(Part of a data file)

---*---

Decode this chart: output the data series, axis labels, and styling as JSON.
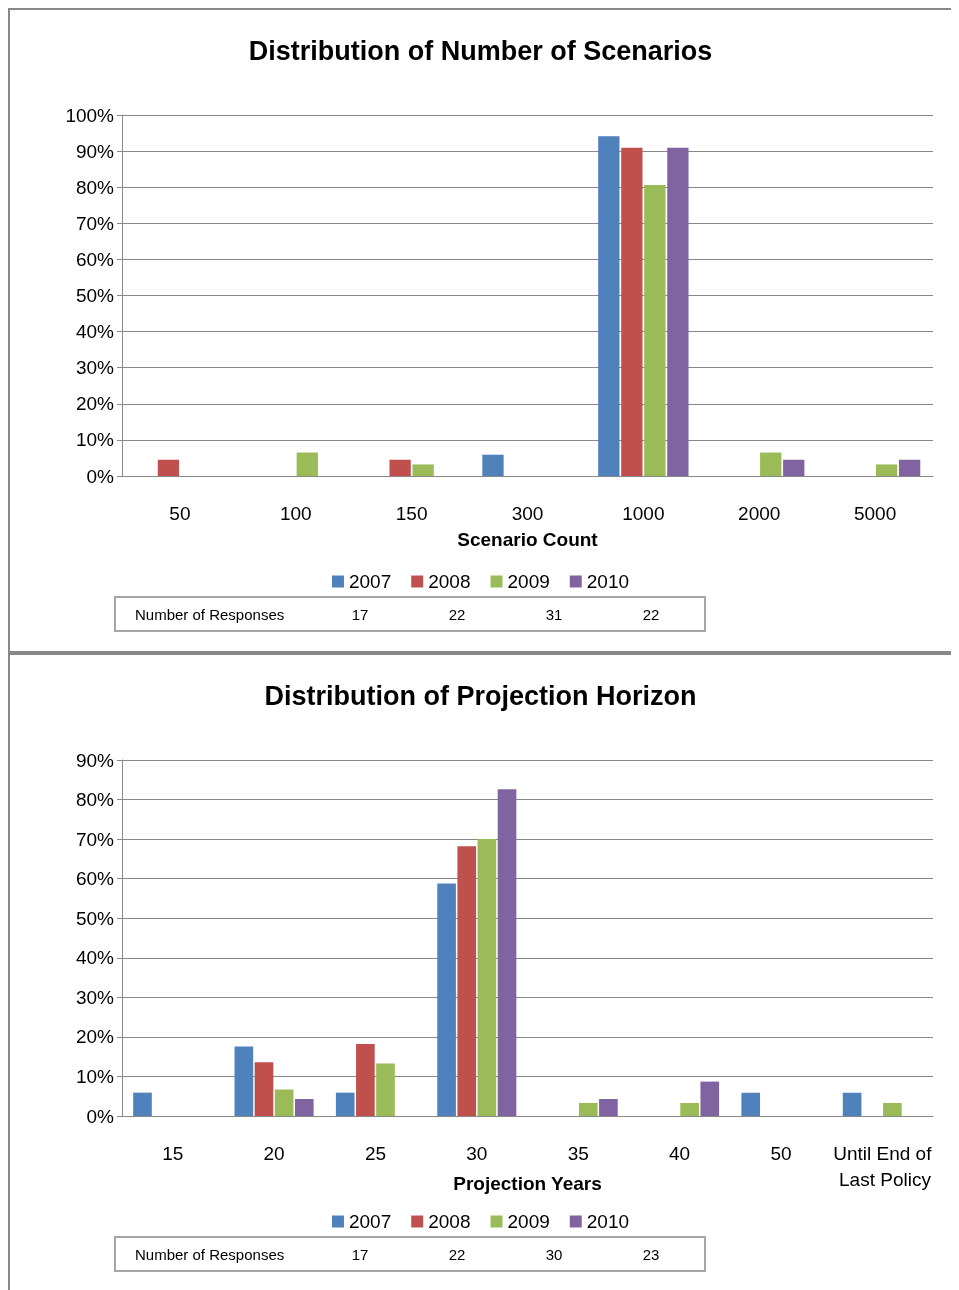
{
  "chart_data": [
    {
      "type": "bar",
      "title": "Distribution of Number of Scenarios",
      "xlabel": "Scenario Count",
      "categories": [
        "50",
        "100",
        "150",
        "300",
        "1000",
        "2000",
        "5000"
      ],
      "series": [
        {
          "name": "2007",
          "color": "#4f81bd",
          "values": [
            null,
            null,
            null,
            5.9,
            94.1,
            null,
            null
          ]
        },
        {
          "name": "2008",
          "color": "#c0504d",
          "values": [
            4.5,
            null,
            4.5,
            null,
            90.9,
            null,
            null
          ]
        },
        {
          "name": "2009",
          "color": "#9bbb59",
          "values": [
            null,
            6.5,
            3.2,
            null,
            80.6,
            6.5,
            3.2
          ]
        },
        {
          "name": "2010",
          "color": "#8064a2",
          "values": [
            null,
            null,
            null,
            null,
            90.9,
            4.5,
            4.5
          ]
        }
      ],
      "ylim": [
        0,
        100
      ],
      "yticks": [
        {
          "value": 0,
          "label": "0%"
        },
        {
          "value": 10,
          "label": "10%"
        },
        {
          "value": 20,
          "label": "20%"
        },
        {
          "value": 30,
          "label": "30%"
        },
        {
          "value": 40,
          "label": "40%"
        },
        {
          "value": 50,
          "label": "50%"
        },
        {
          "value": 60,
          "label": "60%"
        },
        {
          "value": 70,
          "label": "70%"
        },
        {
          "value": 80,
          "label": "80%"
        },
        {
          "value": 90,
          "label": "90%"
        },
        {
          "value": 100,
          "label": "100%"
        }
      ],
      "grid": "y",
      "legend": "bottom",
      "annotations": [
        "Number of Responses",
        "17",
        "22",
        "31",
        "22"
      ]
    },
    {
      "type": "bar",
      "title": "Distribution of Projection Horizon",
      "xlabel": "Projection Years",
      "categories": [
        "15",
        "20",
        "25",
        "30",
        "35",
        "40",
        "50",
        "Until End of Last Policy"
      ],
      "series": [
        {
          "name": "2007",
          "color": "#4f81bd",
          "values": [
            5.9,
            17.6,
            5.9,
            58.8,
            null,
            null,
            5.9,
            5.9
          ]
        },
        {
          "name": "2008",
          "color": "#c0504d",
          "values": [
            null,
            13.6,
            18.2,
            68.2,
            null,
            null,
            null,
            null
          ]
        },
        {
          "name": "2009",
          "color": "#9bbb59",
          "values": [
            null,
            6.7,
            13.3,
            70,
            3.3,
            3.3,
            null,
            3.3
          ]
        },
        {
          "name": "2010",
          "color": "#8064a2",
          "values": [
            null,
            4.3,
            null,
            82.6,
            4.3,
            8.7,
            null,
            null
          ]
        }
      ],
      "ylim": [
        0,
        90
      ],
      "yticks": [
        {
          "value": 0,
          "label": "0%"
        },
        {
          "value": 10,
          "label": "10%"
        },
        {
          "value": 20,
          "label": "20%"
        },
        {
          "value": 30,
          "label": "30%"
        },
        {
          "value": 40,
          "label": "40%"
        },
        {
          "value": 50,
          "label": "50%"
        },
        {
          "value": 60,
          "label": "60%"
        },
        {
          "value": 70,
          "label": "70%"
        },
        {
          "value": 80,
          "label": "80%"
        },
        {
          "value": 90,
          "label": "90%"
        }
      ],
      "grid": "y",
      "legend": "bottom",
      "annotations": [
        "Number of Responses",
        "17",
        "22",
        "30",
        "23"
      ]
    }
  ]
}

---*---

TO DO: Go through the listing above and quote it exactly, apart from its images.

EXERCISE SOLUTION:
Decode this chart: output the data series, axis labels, and styling as JSON.
{
  "chart_data": [
    {
      "type": "bar",
      "title": "Distribution of Number of Scenarios",
      "xlabel": "Scenario Count",
      "categories": [
        "50",
        "100",
        "150",
        "300",
        "1000",
        "2000",
        "5000"
      ],
      "series": [
        {
          "name": "2007",
          "color": "#4f81bd",
          "values": [
            null,
            null,
            null,
            5.9,
            94.1,
            null,
            null
          ]
        },
        {
          "name": "2008",
          "color": "#c0504d",
          "values": [
            4.5,
            null,
            4.5,
            null,
            90.9,
            null,
            null
          ]
        },
        {
          "name": "2009",
          "color": "#9bbb59",
          "values": [
            null,
            6.5,
            3.2,
            null,
            80.6,
            6.5,
            3.2
          ]
        },
        {
          "name": "2010",
          "color": "#8064a2",
          "values": [
            null,
            null,
            null,
            null,
            90.9,
            4.5,
            4.5
          ]
        }
      ],
      "ylim": [
        0,
        100
      ],
      "yticks": [
        {
          "value": 0,
          "label": "0%"
        },
        {
          "value": 10,
          "label": "10%"
        },
        {
          "value": 20,
          "label": "20%"
        },
        {
          "value": 30,
          "label": "30%"
        },
        {
          "value": 40,
          "label": "40%"
        },
        {
          "value": 50,
          "label": "50%"
        },
        {
          "value": 60,
          "label": "60%"
        },
        {
          "value": 70,
          "label": "70%"
        },
        {
          "value": 80,
          "label": "80%"
        },
        {
          "value": 90,
          "label": "90%"
        },
        {
          "value": 100,
          "label": "100%"
        }
      ],
      "grid": "y",
      "legend": "bottom",
      "annotations": [
        "Number of Responses",
        "17",
        "22",
        "31",
        "22"
      ]
    },
    {
      "type": "bar",
      "title": "Distribution of Projection Horizon",
      "xlabel": "Projection Years",
      "categories": [
        "15",
        "20",
        "25",
        "30",
        "35",
        "40",
        "50",
        "Until End of Last Policy"
      ],
      "series": [
        {
          "name": "2007",
          "color": "#4f81bd",
          "values": [
            5.9,
            17.6,
            5.9,
            58.8,
            null,
            null,
            5.9,
            5.9
          ]
        },
        {
          "name": "2008",
          "color": "#c0504d",
          "values": [
            null,
            13.6,
            18.2,
            68.2,
            null,
            null,
            null,
            null
          ]
        },
        {
          "name": "2009",
          "color": "#9bbb59",
          "values": [
            null,
            6.7,
            13.3,
            70,
            3.3,
            3.3,
            null,
            3.3
          ]
        },
        {
          "name": "2010",
          "color": "#8064a2",
          "values": [
            null,
            4.3,
            null,
            82.6,
            4.3,
            8.7,
            null,
            null
          ]
        }
      ],
      "ylim": [
        0,
        90
      ],
      "yticks": [
        {
          "value": 0,
          "label": "0%"
        },
        {
          "value": 10,
          "label": "10%"
        },
        {
          "value": 20,
          "label": "20%"
        },
        {
          "value": 30,
          "label": "30%"
        },
        {
          "value": 40,
          "label": "40%"
        },
        {
          "value": 50,
          "label": "50%"
        },
        {
          "value": 60,
          "label": "60%"
        },
        {
          "value": 70,
          "label": "70%"
        },
        {
          "value": 80,
          "label": "80%"
        },
        {
          "value": 90,
          "label": "90%"
        }
      ],
      "grid": "y",
      "legend": "bottom",
      "annotations": [
        "Number of Responses",
        "17",
        "22",
        "30",
        "23"
      ]
    }
  ]
}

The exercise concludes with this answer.